Work to complete: From the passage on the income tax refund phishing scam, write out the part that starts at the words "The recipient is" and ends after the words "records, CERT-In says.".

Passage provided:
··········
The recipient is asked to enter his bank details to complete his income tax refund application and then enter his login ID and password on the next phishing web-page. Therefore, the details entered by the victim SMS recipient are harvested as sensitive data by the cyber criminals running this campaign for a later use in identity-thefts or for putting up for sale on the dark web or for even altering the user's details in the Income Tax Department's records, CERT-In says.
"Using the same details, fraudsters can call up unsuspecting citizens posing as I-T officials and cheat them out of money by convincing them that there have been 'irregularities' in their I-T returns and they need to pay fines," says Balsing Rajput, superintendent of police, Maharashtra Cyber Crime to the Hindu. "This scam does not even need to be perpetrated by the original scamsters. They can simply sell the data in bulk to gangs involved in such activities, which happens quite often on the darknet," Rajput says.
A senior tax department official told the Press Trust of India that the department is aware of these malicious SMS-based and online attacks on personal taxpayers and others and they are in touch with the CERT-In authorities and have also issued public advisories in this context. The advisory has also stated some do's and dont's.
··········
Data:

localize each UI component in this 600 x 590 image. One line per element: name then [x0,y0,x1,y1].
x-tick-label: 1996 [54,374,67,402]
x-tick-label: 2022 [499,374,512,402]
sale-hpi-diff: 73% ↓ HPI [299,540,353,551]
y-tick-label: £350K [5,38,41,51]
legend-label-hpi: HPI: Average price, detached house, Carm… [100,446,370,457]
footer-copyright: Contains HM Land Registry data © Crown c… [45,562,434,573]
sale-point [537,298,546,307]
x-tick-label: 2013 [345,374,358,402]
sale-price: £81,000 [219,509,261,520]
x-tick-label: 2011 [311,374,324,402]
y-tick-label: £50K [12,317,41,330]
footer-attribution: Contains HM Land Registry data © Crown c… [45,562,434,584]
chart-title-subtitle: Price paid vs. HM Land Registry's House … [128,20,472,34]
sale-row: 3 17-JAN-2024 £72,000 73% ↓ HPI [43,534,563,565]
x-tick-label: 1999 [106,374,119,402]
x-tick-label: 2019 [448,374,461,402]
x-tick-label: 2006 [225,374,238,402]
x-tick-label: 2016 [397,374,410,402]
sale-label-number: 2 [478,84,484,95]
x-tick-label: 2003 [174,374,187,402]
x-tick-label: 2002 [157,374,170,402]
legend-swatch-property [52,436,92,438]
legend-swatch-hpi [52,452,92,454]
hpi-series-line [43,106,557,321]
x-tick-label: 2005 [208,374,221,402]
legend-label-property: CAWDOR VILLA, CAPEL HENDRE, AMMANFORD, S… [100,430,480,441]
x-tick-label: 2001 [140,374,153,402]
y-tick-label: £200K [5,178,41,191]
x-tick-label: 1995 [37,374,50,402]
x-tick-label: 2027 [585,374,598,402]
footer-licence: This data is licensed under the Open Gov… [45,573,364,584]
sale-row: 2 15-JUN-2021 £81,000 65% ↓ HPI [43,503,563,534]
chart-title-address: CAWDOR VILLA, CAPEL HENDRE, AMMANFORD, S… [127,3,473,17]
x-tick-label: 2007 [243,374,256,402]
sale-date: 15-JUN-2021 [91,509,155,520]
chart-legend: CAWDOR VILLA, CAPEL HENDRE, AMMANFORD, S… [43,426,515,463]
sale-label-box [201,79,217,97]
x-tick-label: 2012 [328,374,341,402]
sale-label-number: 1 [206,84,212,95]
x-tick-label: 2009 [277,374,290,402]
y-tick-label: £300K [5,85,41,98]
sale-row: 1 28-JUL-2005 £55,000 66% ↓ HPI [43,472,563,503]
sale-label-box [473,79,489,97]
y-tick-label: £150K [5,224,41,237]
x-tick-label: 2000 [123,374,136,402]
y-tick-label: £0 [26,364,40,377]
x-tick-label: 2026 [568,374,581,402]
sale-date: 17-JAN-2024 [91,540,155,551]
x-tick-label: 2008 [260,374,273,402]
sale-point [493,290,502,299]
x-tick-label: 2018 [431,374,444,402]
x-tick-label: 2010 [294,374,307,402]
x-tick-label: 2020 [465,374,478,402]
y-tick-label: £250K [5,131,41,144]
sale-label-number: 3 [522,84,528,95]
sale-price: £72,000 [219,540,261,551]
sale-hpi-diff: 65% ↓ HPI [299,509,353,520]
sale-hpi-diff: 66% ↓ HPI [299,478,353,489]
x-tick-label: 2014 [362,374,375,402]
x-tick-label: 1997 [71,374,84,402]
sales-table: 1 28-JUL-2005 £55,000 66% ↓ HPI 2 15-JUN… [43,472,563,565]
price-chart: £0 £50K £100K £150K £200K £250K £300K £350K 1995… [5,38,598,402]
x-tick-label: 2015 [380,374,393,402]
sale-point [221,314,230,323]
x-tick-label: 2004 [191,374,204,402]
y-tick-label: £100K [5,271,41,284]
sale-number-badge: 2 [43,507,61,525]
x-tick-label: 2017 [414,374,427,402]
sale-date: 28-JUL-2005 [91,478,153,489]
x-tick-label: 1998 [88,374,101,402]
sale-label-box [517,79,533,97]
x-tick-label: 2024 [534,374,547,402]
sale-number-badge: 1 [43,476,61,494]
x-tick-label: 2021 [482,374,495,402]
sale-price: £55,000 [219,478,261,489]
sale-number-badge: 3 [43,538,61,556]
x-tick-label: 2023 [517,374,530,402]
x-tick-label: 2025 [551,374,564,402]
··········
Response to the exercise:
The recipient is asked to enter his bank details to complete his income tax refund application and then enter his login ID and password on the next phishing web-page. Therefore, the details entered by the victim SMS recipient are harvested as sensitive data by the cyber criminals running this campaign for a later use in identity-thefts or for putting up for sale on the dark web or for even altering the user's details in the Income Tax Department's records, CERT-In says.